OBJECTIVE | Produce the listing below again, exactly as shown.

___ SUPPLIED RECORDS ___

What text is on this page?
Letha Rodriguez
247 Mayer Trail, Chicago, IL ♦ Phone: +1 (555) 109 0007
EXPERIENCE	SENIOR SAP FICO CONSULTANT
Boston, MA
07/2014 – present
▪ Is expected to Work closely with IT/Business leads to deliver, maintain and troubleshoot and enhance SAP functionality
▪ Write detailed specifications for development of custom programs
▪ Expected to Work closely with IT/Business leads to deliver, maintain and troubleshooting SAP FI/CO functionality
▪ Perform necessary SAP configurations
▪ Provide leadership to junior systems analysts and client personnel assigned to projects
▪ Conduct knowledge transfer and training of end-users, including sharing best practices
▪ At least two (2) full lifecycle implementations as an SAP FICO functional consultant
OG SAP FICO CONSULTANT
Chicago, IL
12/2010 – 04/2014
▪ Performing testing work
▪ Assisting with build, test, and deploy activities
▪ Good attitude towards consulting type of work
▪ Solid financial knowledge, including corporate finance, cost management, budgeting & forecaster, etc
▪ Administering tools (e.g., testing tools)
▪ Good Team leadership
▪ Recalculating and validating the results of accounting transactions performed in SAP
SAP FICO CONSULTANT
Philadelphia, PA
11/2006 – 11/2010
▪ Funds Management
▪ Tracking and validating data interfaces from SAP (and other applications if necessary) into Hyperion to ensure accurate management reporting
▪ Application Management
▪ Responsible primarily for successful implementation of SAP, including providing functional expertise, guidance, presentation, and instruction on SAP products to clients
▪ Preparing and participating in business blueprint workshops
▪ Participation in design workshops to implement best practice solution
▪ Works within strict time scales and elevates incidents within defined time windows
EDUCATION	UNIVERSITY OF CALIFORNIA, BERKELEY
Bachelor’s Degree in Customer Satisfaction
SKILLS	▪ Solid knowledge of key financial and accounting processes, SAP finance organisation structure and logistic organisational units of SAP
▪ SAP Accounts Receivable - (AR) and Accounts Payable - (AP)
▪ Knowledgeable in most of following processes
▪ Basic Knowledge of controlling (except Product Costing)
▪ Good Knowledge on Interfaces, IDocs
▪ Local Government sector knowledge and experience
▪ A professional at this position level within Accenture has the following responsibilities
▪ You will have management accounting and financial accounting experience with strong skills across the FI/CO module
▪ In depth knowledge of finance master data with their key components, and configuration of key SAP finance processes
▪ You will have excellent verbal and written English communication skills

___

RESULT BELOW |
What text is on this page?
Letha Rodriguez
247 Mayer Trail, Chicago, IL ♦ Phone: +1 (555) 109 0007
EXPERIENCE	SENIOR SAP FICO CONSULTANT
Boston, MA
07/2014 – present
▪ Is expected to Work closely with IT/Business leads to deliver, maintain and troubleshoot and enhance SAP functionality
▪ Write detailed specifications for development of custom programs
▪ Expected to Work closely with IT/Business leads to deliver, maintain and troubleshooting SAP FI/CO functionality
▪ Perform necessary SAP configurations
▪ Provide leadership to junior systems analysts and client personnel assigned to projects
▪ Conduct knowledge transfer and training of end-users, including sharing best practices
▪ At least two (2) full lifecycle implementations as an SAP FICO functional consultant
OG SAP FICO CONSULTANT
Chicago, IL
12/2010 – 04/2014
▪ Performing testing work
▪ Assisting with build, test, and deploy activities
▪ Good attitude towards consulting type of work
▪ Solid financial knowledge, including corporate finance, cost management, budgeting & forecaster, etc
▪ Administering tools (e.g., testing tools)
▪ Good Team leadership
▪ Recalculating and validating the results of accounting transactions performed in SAP
SAP FICO CONSULTANT
Philadelphia, PA
11/2006 – 11/2010
▪ Funds Management
▪ Tracking and validating data interfaces from SAP (and other applications if necessary) into Hyperion to ensure accurate management reporting
▪ Application Management
▪ Responsible primarily for successful implementation of SAP, including providing functional expertise, guidance, presentation, and instruction on SAP products to clients
▪ Preparing and participating in business blueprint workshops
▪ Participation in design workshops to implement best practice solution
▪ Works within strict time scales and elevates incidents within defined time windows
EDUCATION	UNIVERSITY OF CALIFORNIA, BERKELEY
Bachelor’s Degree in Customer Satisfaction
SKILLS	▪ Solid knowledge of key financial and accounting processes, SAP finance organisation structure and logistic organisational units of SAP
▪ SAP Accounts Receivable - (AR) and Accounts Payable - (AP)
▪ Knowledgeable in most of following processes
▪ Basic Knowledge of controlling (except Product Costing)
▪ Good Knowledge on Interfaces, IDocs
▪ Local Government sector knowledge and experience
▪ A professional at this position level within Accenture has the following responsibilities
▪ You will have management accounting and financial accounting experience with strong skills across the FI/CO module
▪ In depth knowledge of finance master data with their key components, and configuration of key SAP finance processes
▪ You will have excellent verbal and written English communication skills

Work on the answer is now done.